%%
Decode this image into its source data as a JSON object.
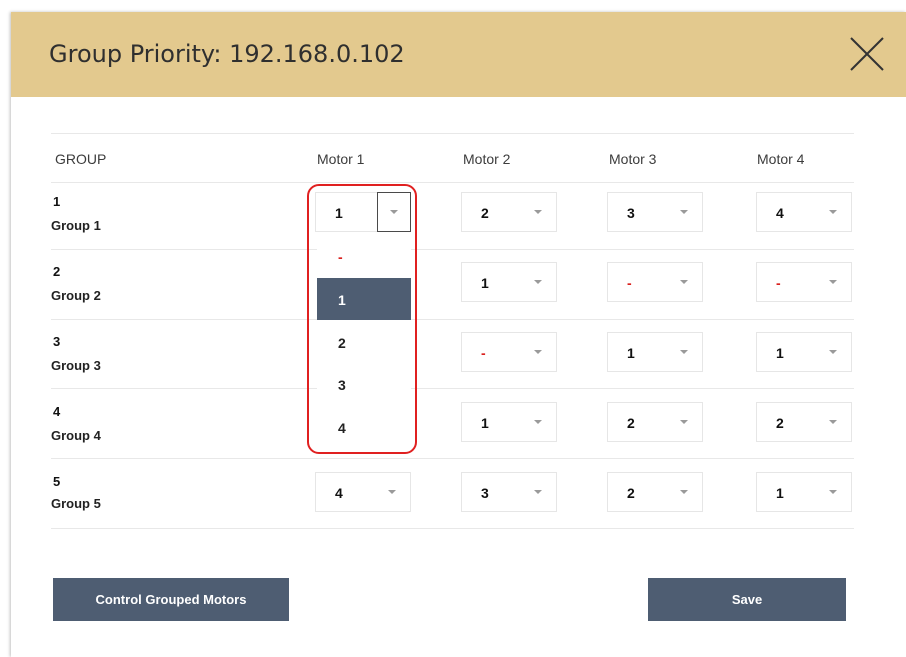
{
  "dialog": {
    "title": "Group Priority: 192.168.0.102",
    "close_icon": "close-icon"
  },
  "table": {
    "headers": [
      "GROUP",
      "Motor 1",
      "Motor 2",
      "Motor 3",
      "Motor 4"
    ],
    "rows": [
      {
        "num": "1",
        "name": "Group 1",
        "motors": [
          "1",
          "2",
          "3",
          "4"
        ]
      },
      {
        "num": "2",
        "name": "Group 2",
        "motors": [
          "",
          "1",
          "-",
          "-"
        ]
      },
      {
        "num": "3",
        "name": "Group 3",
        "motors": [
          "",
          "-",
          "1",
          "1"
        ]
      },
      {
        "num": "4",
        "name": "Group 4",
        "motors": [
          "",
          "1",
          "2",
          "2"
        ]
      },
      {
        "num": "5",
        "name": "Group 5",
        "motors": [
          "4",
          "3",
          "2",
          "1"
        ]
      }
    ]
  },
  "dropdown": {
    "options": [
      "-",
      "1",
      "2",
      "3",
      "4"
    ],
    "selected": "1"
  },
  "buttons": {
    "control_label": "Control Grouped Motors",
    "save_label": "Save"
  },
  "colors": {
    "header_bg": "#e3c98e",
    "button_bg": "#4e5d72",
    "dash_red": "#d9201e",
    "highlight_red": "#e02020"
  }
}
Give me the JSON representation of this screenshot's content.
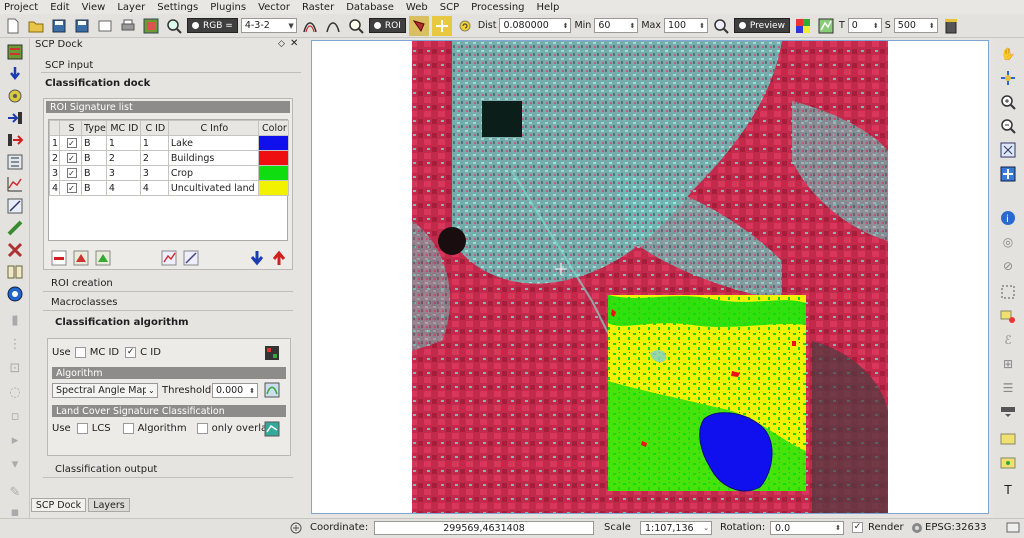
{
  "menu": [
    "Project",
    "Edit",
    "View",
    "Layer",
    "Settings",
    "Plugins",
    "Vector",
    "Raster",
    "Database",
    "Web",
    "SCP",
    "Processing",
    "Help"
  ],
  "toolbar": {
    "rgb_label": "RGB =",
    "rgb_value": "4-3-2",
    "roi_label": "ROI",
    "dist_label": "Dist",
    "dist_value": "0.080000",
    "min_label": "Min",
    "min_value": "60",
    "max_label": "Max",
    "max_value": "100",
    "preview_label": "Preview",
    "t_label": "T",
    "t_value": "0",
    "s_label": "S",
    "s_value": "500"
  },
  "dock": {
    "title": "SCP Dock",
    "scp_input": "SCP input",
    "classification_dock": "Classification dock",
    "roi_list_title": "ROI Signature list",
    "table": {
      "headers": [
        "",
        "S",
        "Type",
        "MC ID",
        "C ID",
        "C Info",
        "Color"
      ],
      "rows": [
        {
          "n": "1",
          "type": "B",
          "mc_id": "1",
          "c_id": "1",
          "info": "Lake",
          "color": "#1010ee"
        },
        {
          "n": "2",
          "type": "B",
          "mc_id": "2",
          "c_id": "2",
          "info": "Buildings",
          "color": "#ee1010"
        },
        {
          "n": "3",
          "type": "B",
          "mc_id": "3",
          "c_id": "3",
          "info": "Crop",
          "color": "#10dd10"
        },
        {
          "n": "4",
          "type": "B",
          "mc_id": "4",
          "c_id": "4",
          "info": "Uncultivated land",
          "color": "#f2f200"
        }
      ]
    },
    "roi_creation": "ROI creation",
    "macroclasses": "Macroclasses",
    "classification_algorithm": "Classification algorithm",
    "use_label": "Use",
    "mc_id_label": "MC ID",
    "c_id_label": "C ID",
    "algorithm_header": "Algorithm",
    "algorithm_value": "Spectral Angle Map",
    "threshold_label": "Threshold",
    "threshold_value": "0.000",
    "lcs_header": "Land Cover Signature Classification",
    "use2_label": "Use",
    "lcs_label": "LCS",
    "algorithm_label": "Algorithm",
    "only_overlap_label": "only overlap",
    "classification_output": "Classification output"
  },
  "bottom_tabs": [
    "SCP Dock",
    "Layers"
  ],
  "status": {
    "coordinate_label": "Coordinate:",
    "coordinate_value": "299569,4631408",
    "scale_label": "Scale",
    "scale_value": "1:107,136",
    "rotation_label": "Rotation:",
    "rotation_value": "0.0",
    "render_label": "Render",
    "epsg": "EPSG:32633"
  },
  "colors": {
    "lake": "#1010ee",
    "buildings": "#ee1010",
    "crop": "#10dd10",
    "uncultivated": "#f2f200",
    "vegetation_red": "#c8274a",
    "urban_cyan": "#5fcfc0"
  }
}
%%
Task description:
Copy out the records above in full, exactly as written, but not the pictures.

Final result:
Decode this image into its source data as a JSON object.
{
  "dialog": {
    "title": "Group Priority: 192.168.0.102",
    "close_icon": "close-icon"
  },
  "table": {
    "headers": [
      "GROUP",
      "Motor 1",
      "Motor 2",
      "Motor 3",
      "Motor 4"
    ],
    "rows": [
      {
        "num": "1",
        "name": "Group 1",
        "motors": [
          "1",
          "2",
          "3",
          "4"
        ]
      },
      {
        "num": "2",
        "name": "Group 2",
        "motors": [
          "",
          "1",
          "-",
          "-"
        ]
      },
      {
        "num": "3",
        "name": "Group 3",
        "motors": [
          "",
          "-",
          "1",
          "1"
        ]
      },
      {
        "num": "4",
        "name": "Group 4",
        "motors": [
          "",
          "1",
          "2",
          "2"
        ]
      },
      {
        "num": "5",
        "name": "Group 5",
        "motors": [
          "4",
          "3",
          "2",
          "1"
        ]
      }
    ]
  },
  "dropdown": {
    "options": [
      "-",
      "1",
      "2",
      "3",
      "4"
    ],
    "selected": "1"
  },
  "buttons": {
    "control_label": "Control Grouped Motors",
    "save_label": "Save"
  },
  "colors": {
    "header_bg": "#e3c98e",
    "button_bg": "#4e5d72",
    "dash_red": "#d9201e",
    "highlight_red": "#e02020"
  }
}
Give me the JSON representation of this screenshot's content.
{
  "menu": [
    "Project",
    "Edit",
    "View",
    "Layer",
    "Settings",
    "Plugins",
    "Vector",
    "Raster",
    "Database",
    "Web",
    "SCP",
    "Processing",
    "Help"
  ],
  "toolbar": {
    "rgb_label": "RGB =",
    "rgb_value": "4-3-2",
    "roi_label": "ROI",
    "dist_label": "Dist",
    "dist_value": "0.080000",
    "min_label": "Min",
    "min_value": "60",
    "max_label": "Max",
    "max_value": "100",
    "preview_label": "Preview",
    "t_label": "T",
    "t_value": "0",
    "s_label": "S",
    "s_value": "500"
  },
  "dock": {
    "title": "SCP Dock",
    "scp_input": "SCP input",
    "classification_dock": "Classification dock",
    "roi_list_title": "ROI Signature list",
    "table": {
      "headers": [
        "",
        "S",
        "Type",
        "MC ID",
        "C ID",
        "C Info",
        "Color"
      ],
      "rows": [
        {
          "n": "1",
          "type": "B",
          "mc_id": "1",
          "c_id": "1",
          "info": "Lake",
          "color": "#1010ee"
        },
        {
          "n": "2",
          "type": "B",
          "mc_id": "2",
          "c_id": "2",
          "info": "Buildings",
          "color": "#ee1010"
        },
        {
          "n": "3",
          "type": "B",
          "mc_id": "3",
          "c_id": "3",
          "info": "Crop",
          "color": "#10dd10"
        },
        {
          "n": "4",
          "type": "B",
          "mc_id": "4",
          "c_id": "4",
          "info": "Uncultivated land",
          "color": "#f2f200"
        }
      ]
    },
    "roi_creation": "ROI creation",
    "macroclasses": "Macroclasses",
    "classification_algorithm": "Classification algorithm",
    "use_label": "Use",
    "mc_id_label": "MC ID",
    "c_id_label": "C ID",
    "algorithm_header": "Algorithm",
    "algorithm_value": "Spectral Angle Map",
    "threshold_label": "Threshold",
    "threshold_value": "0.000",
    "lcs_header": "Land Cover Signature Classification",
    "use2_label": "Use",
    "lcs_label": "LCS",
    "algorithm_label": "Algorithm",
    "only_overlap_label": "only overlap",
    "classification_output": "Classification output"
  },
  "bottom_tabs": [
    "SCP Dock",
    "Layers"
  ],
  "status": {
    "coordinate_label": "Coordinate:",
    "coordinate_value": "299569,4631408",
    "scale_label": "Scale",
    "scale_value": "1:107,136",
    "rotation_label": "Rotation:",
    "rotation_value": "0.0",
    "render_label": "Render",
    "epsg": "EPSG:32633"
  },
  "colors": {
    "lake": "#1010ee",
    "buildings": "#ee1010",
    "crop": "#10dd10",
    "uncultivated": "#f2f200",
    "vegetation_red": "#c8274a",
    "urban_cyan": "#5fcfc0"
  }
}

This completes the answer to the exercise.